▶ _EXERCISE OBJECTIVE_: Set down all of the data exactly as it appears.

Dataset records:

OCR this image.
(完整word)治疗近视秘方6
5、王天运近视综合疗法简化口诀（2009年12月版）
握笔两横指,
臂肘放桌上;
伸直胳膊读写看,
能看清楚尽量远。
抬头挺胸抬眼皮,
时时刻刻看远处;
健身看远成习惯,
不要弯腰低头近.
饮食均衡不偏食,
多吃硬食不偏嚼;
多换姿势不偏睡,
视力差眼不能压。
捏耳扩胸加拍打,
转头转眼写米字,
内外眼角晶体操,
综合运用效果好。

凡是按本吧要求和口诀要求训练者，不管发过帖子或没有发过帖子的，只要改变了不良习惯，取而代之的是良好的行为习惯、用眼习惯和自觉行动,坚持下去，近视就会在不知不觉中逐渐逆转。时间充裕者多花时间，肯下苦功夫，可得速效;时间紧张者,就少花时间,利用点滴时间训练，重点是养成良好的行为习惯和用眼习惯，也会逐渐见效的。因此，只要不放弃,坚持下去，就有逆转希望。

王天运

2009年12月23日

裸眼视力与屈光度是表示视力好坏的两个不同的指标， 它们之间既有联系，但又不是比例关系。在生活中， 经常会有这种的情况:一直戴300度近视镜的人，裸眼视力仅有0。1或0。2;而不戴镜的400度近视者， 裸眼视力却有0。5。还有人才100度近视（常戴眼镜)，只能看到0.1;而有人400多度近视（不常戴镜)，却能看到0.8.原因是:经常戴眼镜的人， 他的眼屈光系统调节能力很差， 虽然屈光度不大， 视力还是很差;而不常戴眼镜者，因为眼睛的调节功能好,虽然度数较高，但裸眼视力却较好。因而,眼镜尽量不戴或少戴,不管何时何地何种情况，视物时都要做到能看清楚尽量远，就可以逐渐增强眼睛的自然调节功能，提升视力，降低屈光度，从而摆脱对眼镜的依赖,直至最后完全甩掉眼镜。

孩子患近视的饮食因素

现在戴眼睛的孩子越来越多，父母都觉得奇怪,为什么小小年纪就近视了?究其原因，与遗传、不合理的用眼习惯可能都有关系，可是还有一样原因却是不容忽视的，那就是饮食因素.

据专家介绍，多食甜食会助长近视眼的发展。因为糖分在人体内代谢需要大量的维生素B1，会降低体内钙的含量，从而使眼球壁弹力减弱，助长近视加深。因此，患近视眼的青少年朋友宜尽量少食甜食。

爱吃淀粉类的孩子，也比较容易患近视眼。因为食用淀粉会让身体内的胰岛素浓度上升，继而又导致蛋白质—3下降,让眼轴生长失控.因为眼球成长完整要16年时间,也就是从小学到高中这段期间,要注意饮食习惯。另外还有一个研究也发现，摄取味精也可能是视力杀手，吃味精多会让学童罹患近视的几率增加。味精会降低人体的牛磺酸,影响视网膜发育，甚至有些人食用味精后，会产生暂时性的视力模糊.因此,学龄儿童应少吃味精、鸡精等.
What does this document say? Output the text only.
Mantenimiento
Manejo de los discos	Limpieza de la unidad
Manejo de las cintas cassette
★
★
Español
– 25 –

▶ _RESULT BELOW_:
OCR this image.
(完整word)治疗近视秘方6
5、王天运近视综合疗法简化口诀（2009年12月版）
握笔两横指,
臂肘放桌上;
伸直胳膊读写看,
能看清楚尽量远。
抬头挺胸抬眼皮,
时时刻刻看远处;
健身看远成习惯,
不要弯腰低头近.
饮食均衡不偏食,
多吃硬食不偏嚼;
多换姿势不偏睡,
视力差眼不能压。
捏耳扩胸加拍打,
转头转眼写米字,
内外眼角晶体操,
综合运用效果好。

凡是按本吧要求和口诀要求训练者，不管发过帖子或没有发过帖子的，只要改变了不良习惯，取而代之的是良好的行为习惯、用眼习惯和自觉行动,坚持下去，近视就会在不知不觉中逐渐逆转。时间充裕者多花时间，肯下苦功夫，可得速效;时间紧张者,就少花时间,利用点滴时间训练，重点是养成良好的行为习惯和用眼习惯，也会逐渐见效的。因此，只要不放弃,坚持下去，就有逆转希望。

王天运

2009年12月23日

裸眼视力与屈光度是表示视力好坏的两个不同的指标， 它们之间既有联系，但又不是比例关系。在生活中， 经常会有这种的情况:一直戴300度近视镜的人，裸眼视力仅有0。1或0。2;而不戴镜的400度近视者， 裸眼视力却有0。5。还有人才100度近视（常戴眼镜)，只能看到0.1;而有人400多度近视（不常戴镜)，却能看到0.8.原因是:经常戴眼镜的人， 他的眼屈光系统调节能力很差， 虽然屈光度不大， 视力还是很差;而不常戴眼镜者，因为眼睛的调节功能好,虽然度数较高，但裸眼视力却较好。因而,眼镜尽量不戴或少戴,不管何时何地何种情况，视物时都要做到能看清楚尽量远，就可以逐渐增强眼睛的自然调节功能，提升视力，降低屈光度，从而摆脱对眼镜的依赖,直至最后完全甩掉眼镜。

孩子患近视的饮食因素

现在戴眼睛的孩子越来越多，父母都觉得奇怪,为什么小小年纪就近视了?究其原因，与遗传、不合理的用眼习惯可能都有关系，可是还有一样原因却是不容忽视的，那就是饮食因素.

据专家介绍，多食甜食会助长近视眼的发展。因为糖分在人体内代谢需要大量的维生素B1，会降低体内钙的含量，从而使眼球壁弹力减弱，助长近视加深。因此，患近视眼的青少年朋友宜尽量少食甜食。

爱吃淀粉类的孩子，也比较容易患近视眼。因为食用淀粉会让身体内的胰岛素浓度上升，继而又导致蛋白质—3下降,让眼轴生长失控.因为眼球成长完整要16年时间,也就是从小学到高中这段期间,要注意饮食习惯。另外还有一个研究也发现，摄取味精也可能是视力杀手，吃味精多会让学童罹患近视的几率增加。味精会降低人体的牛磺酸,影响视网膜发育，甚至有些人食用味精后，会产生暂时性的视力模糊.因此,学龄儿童应少吃味精、鸡精等.
What does this document say? Output the text only.
Mantenimiento
Manejo de los discos	Limpieza de la unidad
Manejo de las cintas cassette
★
★
Español
– 25 –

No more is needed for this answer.